Selected text =>
Major issues with the data files are identified during this stage. A detailed QA checklist is provided on the ORNL DAAC website [16]. If there are any unresolved questions or if there are any issues with the data files identified through the QA process, the interaction with the data provider is reopened, and email communications are initiated and tracked to resolve the issues. The speed at which the curation progresses depends on the responsiveness of the data provider and the integrity and completeness of the data files
In addition to the QA, ORNL DAAC staff also prepare metadata for discovery and compile comprehensive documentation that is relevant for future users; we use the 20-years rule [17], a time far enough into the future to be useful for preparing documentation for both sharing and archiving data. Compiling descriptive data set documentation for future users is a time consuming but critical curation process. During the documentation phase, verification is performed to ensure that the documentation matches the files received. During curation, ORNL DAAC staff evaluate if the data set and its contents are clearly described and that the geospatial and temporal information are complete. Other key information about the data files such as the data file parameters, units, research methodology, etc. are added to the documentation. If the data set contains data about field stations, information about those field sites (site name, geographic place name, geographic coordinates, elevation, and climate, biosphere, and soil characteristics) is added to the documentation. Calibration information, algorithms, and data quality information are added to the documentation as well. The documentation staff also build a comprehensive reference list that allows users to link the data files to the published research articles that were used to conduct the research and create the data files. Any data use or access policy information is added to the documentation as well.
One of the key benefits of the SAuS system is the ability to centrally manage the documentation and metadata workflow during the curation phase. The documentation is compiled, edited, and approved by several data archive staff. An online metadata editor provided by the SAuS system allows for the documentation and metadata to be shared and edited through a common centralized web based system. The centralized web-based eliminates duplication of document versions residing on individuals’ systems and also reduces the need for paper printouts, allowing for editing and approval of the finalized documentation directly within the ingest online system. To keep all of this information synchronized, to facilitate consistency, and to eliminate redundancy the SAuS metadata editor provides views to the metadata XML files, the documentation HTML pages, and the database table view of the data file records. The editor integrates the information across the three views to allow seamless access and eliminates duplication, thereby making the process more efficient. Before SAuS, if the description of a data file has to be updated, for example, the information had to be changed by hand in three places: in the documentation HTML, XML record, and the relational database that powers the archive web interface. Changes therefore took more time and could possibly have led to inconsistency in content. The centralized automated SAuS system facilitates integration and speeds up the process of documentation creation. Figure 7 shows a screenshot of the metadata editor.
After the quality of the data files is verified and documentation compiled the ORNL DAAC generates a data set citation that includes familiar elements of a citation, including authors, year, title, and digital object identifier (DOI). The DOI for the data set will remain fixed but the location (URL) of the data set may change. The DOI replaces the UUID that was used during internal curation only. An example citation is provided below.

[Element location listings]
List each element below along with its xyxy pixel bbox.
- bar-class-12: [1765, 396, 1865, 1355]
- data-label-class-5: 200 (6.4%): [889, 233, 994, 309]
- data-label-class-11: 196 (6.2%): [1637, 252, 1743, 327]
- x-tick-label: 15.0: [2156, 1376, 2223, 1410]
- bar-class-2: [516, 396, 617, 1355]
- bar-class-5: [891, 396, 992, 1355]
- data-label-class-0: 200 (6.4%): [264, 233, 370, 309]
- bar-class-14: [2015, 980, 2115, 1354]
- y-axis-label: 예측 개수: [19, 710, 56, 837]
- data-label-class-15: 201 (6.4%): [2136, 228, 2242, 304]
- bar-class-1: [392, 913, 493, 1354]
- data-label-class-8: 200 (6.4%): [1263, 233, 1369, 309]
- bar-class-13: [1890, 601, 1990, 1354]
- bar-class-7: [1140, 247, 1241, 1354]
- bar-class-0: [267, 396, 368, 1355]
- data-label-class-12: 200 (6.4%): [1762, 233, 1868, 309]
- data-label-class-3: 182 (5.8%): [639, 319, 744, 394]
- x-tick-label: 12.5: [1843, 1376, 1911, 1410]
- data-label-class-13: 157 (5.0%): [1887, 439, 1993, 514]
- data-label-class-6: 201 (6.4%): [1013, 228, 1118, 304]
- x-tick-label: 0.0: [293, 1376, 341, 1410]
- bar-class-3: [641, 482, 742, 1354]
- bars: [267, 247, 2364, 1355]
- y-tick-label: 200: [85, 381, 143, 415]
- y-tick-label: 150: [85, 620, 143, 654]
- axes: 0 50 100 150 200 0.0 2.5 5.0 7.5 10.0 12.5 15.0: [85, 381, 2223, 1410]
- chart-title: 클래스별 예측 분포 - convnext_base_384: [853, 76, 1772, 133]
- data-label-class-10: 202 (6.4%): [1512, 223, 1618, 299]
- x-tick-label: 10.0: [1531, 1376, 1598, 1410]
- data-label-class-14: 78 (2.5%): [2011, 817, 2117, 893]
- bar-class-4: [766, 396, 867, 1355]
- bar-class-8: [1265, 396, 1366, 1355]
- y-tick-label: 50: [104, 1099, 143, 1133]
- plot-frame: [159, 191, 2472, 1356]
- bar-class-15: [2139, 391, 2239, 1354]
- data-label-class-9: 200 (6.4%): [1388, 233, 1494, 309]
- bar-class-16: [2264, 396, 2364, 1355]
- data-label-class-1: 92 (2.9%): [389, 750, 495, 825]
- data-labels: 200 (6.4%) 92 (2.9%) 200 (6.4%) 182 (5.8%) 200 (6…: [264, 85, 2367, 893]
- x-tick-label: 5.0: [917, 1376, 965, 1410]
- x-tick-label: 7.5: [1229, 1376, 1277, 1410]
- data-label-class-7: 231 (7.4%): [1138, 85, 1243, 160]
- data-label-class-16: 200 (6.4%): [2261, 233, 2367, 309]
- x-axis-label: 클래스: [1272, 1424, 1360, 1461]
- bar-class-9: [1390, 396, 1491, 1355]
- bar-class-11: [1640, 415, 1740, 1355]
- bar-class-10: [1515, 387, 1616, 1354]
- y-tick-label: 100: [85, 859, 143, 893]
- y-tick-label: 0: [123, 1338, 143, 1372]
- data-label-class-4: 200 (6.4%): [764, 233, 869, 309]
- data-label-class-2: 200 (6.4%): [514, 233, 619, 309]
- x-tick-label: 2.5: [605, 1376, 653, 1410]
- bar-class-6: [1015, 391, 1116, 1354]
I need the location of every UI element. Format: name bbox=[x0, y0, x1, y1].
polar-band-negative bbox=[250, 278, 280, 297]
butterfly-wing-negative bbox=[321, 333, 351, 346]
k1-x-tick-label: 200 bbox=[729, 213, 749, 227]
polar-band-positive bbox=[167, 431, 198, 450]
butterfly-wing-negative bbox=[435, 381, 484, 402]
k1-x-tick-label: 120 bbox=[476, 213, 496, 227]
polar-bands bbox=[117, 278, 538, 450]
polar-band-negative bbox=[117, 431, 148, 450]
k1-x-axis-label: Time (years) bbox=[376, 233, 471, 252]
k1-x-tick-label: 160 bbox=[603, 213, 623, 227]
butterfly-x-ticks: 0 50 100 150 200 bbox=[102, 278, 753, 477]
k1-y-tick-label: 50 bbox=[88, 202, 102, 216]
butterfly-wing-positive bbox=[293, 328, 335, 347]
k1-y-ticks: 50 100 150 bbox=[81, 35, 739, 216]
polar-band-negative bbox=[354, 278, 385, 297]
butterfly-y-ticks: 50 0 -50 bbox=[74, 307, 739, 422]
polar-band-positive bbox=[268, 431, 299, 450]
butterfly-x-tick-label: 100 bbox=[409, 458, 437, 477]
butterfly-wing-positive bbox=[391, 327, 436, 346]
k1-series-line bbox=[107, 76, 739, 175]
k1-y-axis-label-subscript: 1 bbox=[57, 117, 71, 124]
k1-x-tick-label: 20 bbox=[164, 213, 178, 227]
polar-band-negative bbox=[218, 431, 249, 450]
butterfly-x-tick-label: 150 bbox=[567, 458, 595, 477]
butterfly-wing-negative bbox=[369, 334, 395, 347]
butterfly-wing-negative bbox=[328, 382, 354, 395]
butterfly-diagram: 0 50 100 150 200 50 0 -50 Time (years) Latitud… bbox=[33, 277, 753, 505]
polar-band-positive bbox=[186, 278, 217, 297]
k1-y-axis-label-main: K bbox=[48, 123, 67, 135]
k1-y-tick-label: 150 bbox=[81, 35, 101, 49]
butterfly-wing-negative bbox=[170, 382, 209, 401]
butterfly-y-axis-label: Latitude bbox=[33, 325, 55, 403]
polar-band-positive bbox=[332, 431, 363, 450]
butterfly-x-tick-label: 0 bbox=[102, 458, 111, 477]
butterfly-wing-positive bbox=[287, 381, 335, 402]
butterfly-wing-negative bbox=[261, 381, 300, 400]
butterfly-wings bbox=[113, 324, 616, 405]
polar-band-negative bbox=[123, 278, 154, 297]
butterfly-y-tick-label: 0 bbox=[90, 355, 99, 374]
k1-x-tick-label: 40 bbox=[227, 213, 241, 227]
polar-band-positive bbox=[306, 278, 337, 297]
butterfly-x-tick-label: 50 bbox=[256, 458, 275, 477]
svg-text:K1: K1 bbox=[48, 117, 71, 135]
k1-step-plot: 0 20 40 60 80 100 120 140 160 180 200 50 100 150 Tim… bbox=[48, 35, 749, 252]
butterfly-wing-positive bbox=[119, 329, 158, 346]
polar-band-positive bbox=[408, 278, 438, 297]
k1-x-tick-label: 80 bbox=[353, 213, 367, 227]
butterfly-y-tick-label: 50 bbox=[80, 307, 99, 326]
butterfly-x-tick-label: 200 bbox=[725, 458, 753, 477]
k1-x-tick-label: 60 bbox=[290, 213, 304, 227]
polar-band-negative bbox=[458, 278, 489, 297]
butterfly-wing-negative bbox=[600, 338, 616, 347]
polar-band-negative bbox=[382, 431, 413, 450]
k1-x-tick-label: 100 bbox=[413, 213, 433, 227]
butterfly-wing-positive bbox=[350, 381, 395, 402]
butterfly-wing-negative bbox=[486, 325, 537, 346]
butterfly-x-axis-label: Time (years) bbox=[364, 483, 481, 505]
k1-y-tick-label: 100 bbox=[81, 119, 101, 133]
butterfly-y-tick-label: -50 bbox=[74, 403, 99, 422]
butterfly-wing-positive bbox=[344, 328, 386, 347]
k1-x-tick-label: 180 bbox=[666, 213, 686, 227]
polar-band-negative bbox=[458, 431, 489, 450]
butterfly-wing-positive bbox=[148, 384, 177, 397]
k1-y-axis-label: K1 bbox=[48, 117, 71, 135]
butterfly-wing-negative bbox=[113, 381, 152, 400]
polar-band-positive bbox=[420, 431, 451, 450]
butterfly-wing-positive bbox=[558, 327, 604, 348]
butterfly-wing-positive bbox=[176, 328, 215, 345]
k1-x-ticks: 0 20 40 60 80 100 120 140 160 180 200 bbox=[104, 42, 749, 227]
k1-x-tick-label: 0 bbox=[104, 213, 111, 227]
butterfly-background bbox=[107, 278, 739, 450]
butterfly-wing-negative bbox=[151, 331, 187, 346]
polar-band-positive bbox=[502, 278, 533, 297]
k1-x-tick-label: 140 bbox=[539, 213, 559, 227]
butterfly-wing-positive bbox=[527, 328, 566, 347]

Instructions to follow =>
Continue the passage about data set curation at the ORNL DAAC from the point where it stops.

Reply to the exercise =>
Thornton, P.E., M.M. Thornton, B.W. Mayer, N. Wilhelmi, Y. Wei, R. Devarakonda, and R.B. Cook. 2014. Daymet: Daily Surface Weather Data on a 1-km Grid for North America, Version 2. ORNL DAAC, Oak Ridge, Tennessee, USA. Accessed August 25, 2015. Time Period: 1980-01-01 to 1985-12-31. Spatial range: N=35.05, S=32.50, W=-101.80, E=-85.20.
The citation acknowledges the researchers who provided the data products. The SAuS workflow provides the metadata needed to register the data set with the DOI registry using EzID [18]. The metadata used in the workflow also facilitates the creation of a data set landing page. The data set landing page is web location showing access information to the data set made available to a client via resolution of the DOI. The SAuS system also facilitates the creation of the data file and metadata distribution package for user access.

5.4. Ingest Dashboard

The SAuS ingest dashboard is the main operating console for the publication workflow. The ORNL DAAC ingest dashboard has been designed in Drupal [19]. Drupal was chosen for the rapid development requirement for the workflow; in addition, the availability of pre-existing modules for user management made Drupal the preferred development environment. Through Drupal, user management system roles can be easily defined and tightly integrated into the ingest workflow. The SAuS ingest workflow has roles for data set coordinator, ingest coordinator, documentation lead, Spatial QA lead, user services, and chief scientist. These roles can be mapped to individuals or groups and appropriate workflow permissions can be set within the dashboard. Figure 8 shows a screenshot of the dashboard. The SAuS ingest dashboard also provides various summary information about the status of publication of a data set. Key ingest information can be extracted from the summary information presented through the dashboard. For example, details on ingest time, staff workload, data set priorities and issues, publication timeline, and category of the data set are some information that can be extracted. These details are useful for short-term and long-term planning. A future feature will allow data providers to track the status of their products.

5.5. Stage 3 (Publish): Publication and Post-Publication Activities

When the data set is formally released, the ORNL DAAC distributes the metadata to the NASA EOSDIS clearinghouse and other relevant data catalogues. If applicable, the ORNL DAAC also provides tools to explore, access, and extract data. These tools include web services such as the Open Geospatial Consortium (OGC) Web Map Service and Web Coverage Service (WCS), OPeNDAP, and other REST/SOAP-based Web services. The standardization of the workflow through the SAuS system simplifies the integration of the data files into these tools. The ORNL DAAC also advertises the data through email, social media, and the ORNL DAAC website. An automated script prepares an email message to the data authors, congratulating them on publishing the data product and encourages them to add the citation to their curriculum vitae; a DAAC staff member sends this message.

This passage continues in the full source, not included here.